### THE PROBLEM
Reproduce every one of the items below verbatim, line for line, without changing anything.

### GIVEN RECORDS
>> Start

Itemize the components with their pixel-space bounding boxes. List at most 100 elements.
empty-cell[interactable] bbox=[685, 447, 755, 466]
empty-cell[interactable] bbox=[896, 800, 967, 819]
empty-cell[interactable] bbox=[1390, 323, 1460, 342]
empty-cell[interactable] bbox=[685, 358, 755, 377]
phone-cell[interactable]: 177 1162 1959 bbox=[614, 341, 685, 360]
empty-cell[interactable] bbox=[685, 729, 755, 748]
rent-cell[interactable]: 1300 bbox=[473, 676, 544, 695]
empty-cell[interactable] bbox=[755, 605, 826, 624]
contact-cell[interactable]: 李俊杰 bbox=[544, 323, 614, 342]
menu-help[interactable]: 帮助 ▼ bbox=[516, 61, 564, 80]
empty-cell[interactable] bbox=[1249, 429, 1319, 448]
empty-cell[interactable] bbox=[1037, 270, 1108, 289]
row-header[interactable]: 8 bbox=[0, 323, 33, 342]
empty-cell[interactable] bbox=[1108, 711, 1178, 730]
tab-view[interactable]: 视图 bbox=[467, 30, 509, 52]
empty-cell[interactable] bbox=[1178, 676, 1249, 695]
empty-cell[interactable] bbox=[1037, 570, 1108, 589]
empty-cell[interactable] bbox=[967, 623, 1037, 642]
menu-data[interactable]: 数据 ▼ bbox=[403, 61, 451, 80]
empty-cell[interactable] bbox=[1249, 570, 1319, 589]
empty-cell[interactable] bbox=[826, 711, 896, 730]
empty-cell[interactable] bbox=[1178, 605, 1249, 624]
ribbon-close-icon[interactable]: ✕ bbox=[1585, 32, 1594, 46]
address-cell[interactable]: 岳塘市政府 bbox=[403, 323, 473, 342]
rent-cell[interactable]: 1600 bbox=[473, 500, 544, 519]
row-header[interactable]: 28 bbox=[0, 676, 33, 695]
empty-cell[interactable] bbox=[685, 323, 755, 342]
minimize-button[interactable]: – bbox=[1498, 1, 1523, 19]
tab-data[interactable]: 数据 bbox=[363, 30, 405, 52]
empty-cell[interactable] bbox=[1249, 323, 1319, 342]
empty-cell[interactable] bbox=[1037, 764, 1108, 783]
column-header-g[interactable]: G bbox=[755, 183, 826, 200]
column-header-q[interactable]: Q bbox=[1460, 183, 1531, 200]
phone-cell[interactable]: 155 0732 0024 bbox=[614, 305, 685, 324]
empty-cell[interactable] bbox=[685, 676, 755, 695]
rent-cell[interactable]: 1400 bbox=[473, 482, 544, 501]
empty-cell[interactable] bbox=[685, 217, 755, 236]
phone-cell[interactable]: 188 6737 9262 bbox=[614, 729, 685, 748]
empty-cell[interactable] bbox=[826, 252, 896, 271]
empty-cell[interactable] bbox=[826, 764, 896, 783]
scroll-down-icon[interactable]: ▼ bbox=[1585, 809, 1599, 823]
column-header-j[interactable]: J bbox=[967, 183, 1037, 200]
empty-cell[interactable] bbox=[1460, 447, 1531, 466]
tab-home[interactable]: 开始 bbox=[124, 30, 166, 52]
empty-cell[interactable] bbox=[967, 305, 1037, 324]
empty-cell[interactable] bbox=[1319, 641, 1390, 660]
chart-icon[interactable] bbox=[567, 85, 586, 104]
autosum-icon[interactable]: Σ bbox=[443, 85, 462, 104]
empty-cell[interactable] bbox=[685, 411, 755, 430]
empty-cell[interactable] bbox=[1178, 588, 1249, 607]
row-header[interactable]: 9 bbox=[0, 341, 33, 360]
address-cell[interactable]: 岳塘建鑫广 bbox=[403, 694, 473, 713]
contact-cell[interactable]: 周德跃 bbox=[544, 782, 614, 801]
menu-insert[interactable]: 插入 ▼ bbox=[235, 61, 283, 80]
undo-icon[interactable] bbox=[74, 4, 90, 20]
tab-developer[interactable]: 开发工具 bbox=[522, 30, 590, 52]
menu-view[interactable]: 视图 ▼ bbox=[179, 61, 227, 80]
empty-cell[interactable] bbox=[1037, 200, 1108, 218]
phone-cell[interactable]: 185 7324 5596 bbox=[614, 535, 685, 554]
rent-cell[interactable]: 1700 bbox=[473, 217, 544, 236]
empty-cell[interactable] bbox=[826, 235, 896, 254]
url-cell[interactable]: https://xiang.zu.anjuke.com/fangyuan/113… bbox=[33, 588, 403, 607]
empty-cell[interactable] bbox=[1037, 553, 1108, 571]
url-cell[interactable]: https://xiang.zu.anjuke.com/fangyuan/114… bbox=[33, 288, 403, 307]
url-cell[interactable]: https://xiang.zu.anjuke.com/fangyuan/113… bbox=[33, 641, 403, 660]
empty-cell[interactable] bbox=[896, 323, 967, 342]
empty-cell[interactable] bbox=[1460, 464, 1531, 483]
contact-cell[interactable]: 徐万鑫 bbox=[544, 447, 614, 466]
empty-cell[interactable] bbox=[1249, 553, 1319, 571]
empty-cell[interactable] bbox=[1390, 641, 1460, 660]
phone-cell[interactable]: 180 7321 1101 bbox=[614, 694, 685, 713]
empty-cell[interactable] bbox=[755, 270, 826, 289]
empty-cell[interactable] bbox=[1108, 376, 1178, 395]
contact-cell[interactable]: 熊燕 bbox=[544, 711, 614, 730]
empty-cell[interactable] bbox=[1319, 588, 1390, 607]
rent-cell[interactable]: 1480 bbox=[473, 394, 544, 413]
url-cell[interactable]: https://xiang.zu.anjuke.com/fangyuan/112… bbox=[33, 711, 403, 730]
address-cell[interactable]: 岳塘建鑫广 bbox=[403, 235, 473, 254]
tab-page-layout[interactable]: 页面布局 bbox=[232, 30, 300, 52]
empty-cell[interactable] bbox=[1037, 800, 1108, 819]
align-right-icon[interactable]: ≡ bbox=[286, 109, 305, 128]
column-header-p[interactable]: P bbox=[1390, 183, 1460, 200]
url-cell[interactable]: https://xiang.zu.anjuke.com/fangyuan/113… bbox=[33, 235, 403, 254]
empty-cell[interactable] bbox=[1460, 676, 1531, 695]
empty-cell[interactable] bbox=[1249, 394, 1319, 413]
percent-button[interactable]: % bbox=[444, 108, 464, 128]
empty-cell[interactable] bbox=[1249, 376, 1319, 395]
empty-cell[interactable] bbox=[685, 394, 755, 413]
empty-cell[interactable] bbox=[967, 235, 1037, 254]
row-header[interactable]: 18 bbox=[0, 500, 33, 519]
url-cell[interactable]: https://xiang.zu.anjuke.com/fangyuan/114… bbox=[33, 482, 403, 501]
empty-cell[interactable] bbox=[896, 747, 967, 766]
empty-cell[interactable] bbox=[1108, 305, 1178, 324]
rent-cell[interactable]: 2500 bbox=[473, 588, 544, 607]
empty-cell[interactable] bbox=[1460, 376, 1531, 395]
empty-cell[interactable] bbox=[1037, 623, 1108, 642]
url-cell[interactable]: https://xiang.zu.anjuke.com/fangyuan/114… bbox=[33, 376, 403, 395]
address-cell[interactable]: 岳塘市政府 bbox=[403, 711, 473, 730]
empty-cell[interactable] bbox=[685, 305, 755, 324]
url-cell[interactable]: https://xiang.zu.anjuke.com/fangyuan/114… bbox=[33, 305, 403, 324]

>> End

### ANSWER TO THE EXERCISE
Itemize the components with their pixel-space bounding boxes. List at most 100 elements.
empty-cell[interactable] bbox=[685, 447, 755, 466]
empty-cell[interactable] bbox=[896, 800, 967, 819]
empty-cell[interactable] bbox=[1390, 323, 1460, 342]
empty-cell[interactable] bbox=[685, 358, 755, 377]
phone-cell[interactable]: 177 1162 1959 bbox=[614, 341, 685, 360]
empty-cell[interactable] bbox=[685, 729, 755, 748]
rent-cell[interactable]: 1300 bbox=[473, 676, 544, 695]
empty-cell[interactable] bbox=[755, 605, 826, 624]
contact-cell[interactable]: 李俊杰 bbox=[544, 323, 614, 342]
menu-help[interactable]: 帮助 ▼ bbox=[516, 61, 564, 80]
empty-cell[interactable] bbox=[1249, 429, 1319, 448]
empty-cell[interactable] bbox=[1037, 270, 1108, 289]
row-header[interactable]: 8 bbox=[0, 323, 33, 342]
empty-cell[interactable] bbox=[1108, 711, 1178, 730]
tab-view[interactable]: 视图 bbox=[467, 30, 509, 52]
empty-cell[interactable] bbox=[1178, 676, 1249, 695]
empty-cell[interactable] bbox=[1037, 570, 1108, 589]
empty-cell[interactable] bbox=[967, 623, 1037, 642]
menu-data[interactable]: 数据 ▼ bbox=[403, 61, 451, 80]
empty-cell[interactable] bbox=[1249, 570, 1319, 589]
empty-cell[interactable] bbox=[826, 711, 896, 730]
empty-cell[interactable] bbox=[1178, 605, 1249, 624]
ribbon-close-icon[interactable]: ✕ bbox=[1585, 32, 1594, 46]
address-cell[interactable]: 岳塘市政府 bbox=[403, 323, 473, 342]
rent-cell[interactable]: 1600 bbox=[473, 500, 544, 519]
row-header[interactable]: 28 bbox=[0, 676, 33, 695]
empty-cell[interactable] bbox=[685, 323, 755, 342]
minimize-button[interactable]: – bbox=[1498, 1, 1523, 19]
tab-data[interactable]: 数据 bbox=[363, 30, 405, 52]
empty-cell[interactable] bbox=[1249, 323, 1319, 342]
empty-cell[interactable] bbox=[1037, 764, 1108, 783]
column-header-g[interactable]: G bbox=[755, 183, 826, 200]
column-header-q[interactable]: Q bbox=[1460, 183, 1531, 200]
phone-cell[interactable]: 155 0732 0024 bbox=[614, 305, 685, 324]
empty-cell[interactable] bbox=[685, 676, 755, 695]
rent-cell[interactable]: 1400 bbox=[473, 482, 544, 501]
empty-cell[interactable] bbox=[685, 217, 755, 236]
phone-cell[interactable]: 188 6737 9262 bbox=[614, 729, 685, 748]
empty-cell[interactable] bbox=[826, 252, 896, 271]
empty-cell[interactable] bbox=[826, 764, 896, 783]
scroll-down-icon[interactable]: ▼ bbox=[1585, 809, 1599, 823]
column-header-j[interactable]: J bbox=[967, 183, 1037, 200]
empty-cell[interactable] bbox=[1460, 447, 1531, 466]
tab-home[interactable]: 开始 bbox=[124, 30, 166, 52]
empty-cell[interactable] bbox=[967, 305, 1037, 324]
empty-cell[interactable] bbox=[1319, 641, 1390, 660]
chart-icon[interactable] bbox=[567, 85, 586, 104]
autosum-icon[interactable]: Σ bbox=[443, 85, 462, 104]
empty-cell[interactable] bbox=[685, 411, 755, 430]
empty-cell[interactable] bbox=[1178, 588, 1249, 607]
row-header[interactable]: 9 bbox=[0, 341, 33, 360]
address-cell[interactable]: 岳塘建鑫广 bbox=[403, 694, 473, 713]
contact-cell[interactable]: 周德跃 bbox=[544, 782, 614, 801]
menu-insert[interactable]: 插入 ▼ bbox=[235, 61, 283, 80]
undo-icon[interactable] bbox=[74, 4, 90, 20]
tab-developer[interactable]: 开发工具 bbox=[522, 30, 590, 52]
menu-view[interactable]: 视图 ▼ bbox=[179, 61, 227, 80]
empty-cell[interactable] bbox=[1037, 200, 1108, 218]
phone-cell[interactable]: 185 7324 5596 bbox=[614, 535, 685, 554]
rent-cell[interactable]: 1700 bbox=[473, 217, 544, 236]
empty-cell[interactable] bbox=[826, 235, 896, 254]
url-cell[interactable]: https://xiang.zu.anjuke.com/fangyuan/113… bbox=[33, 588, 403, 607]
empty-cell[interactable] bbox=[1037, 553, 1108, 571]
url-cell[interactable]: https://xiang.zu.anjuke.com/fangyuan/114… bbox=[33, 288, 403, 307]
url-cell[interactable]: https://xiang.zu.anjuke.com/fangyuan/113… bbox=[33, 641, 403, 660]
empty-cell[interactable] bbox=[896, 323, 967, 342]
empty-cell[interactable] bbox=[1460, 464, 1531, 483]
contact-cell[interactable]: 徐万鑫 bbox=[544, 447, 614, 466]
empty-cell[interactable] bbox=[1249, 553, 1319, 571]
empty-cell[interactable] bbox=[1390, 641, 1460, 660]
phone-cell[interactable]: 180 7321 1101 bbox=[614, 694, 685, 713]
empty-cell[interactable] bbox=[755, 270, 826, 289]
empty-cell[interactable] bbox=[1108, 376, 1178, 395]
contact-cell[interactable]: 熊燕 bbox=[544, 711, 614, 730]
empty-cell[interactable] bbox=[1319, 588, 1390, 607]
rent-cell[interactable]: 1480 bbox=[473, 394, 544, 413]
url-cell[interactable]: https://xiang.zu.anjuke.com/fangyuan/112… bbox=[33, 711, 403, 730]
address-cell[interactable]: 岳塘建鑫广 bbox=[403, 235, 473, 254]
tab-page-layout[interactable]: 页面布局 bbox=[232, 30, 300, 52]
empty-cell[interactable] bbox=[1037, 800, 1108, 819]
align-right-icon[interactable]: ≡ bbox=[286, 109, 305, 128]
column-header-p[interactable]: P bbox=[1390, 183, 1460, 200]
url-cell[interactable]: https://xiang.zu.anjuke.com/fangyuan/113… bbox=[33, 235, 403, 254]
empty-cell[interactable] bbox=[1460, 676, 1531, 695]
empty-cell[interactable] bbox=[1249, 394, 1319, 413]
percent-button[interactable]: % bbox=[444, 108, 464, 128]
empty-cell[interactable] bbox=[1249, 376, 1319, 395]
empty-cell[interactable] bbox=[685, 394, 755, 413]
empty-cell[interactable] bbox=[967, 235, 1037, 254]
row-header[interactable]: 18 bbox=[0, 500, 33, 519]
url-cell[interactable]: https://xiang.zu.anjuke.com/fangyuan/114… bbox=[33, 482, 403, 501]
empty-cell[interactable] bbox=[896, 747, 967, 766]
empty-cell[interactable] bbox=[1108, 305, 1178, 324]
rent-cell[interactable]: 2500 bbox=[473, 588, 544, 607]
empty-cell[interactable] bbox=[1460, 376, 1531, 395]
empty-cell[interactable] bbox=[1037, 623, 1108, 642]
url-cell[interactable]: https://xiang.zu.anjuke.com/fangyuan/114… bbox=[33, 376, 403, 395]
address-cell[interactable]: 岳塘市政府 bbox=[403, 711, 473, 730]
empty-cell[interactable] bbox=[685, 305, 755, 324]
url-cell[interactable]: https://xiang.zu.anjuke.com/fangyuan/114… bbox=[33, 305, 403, 324]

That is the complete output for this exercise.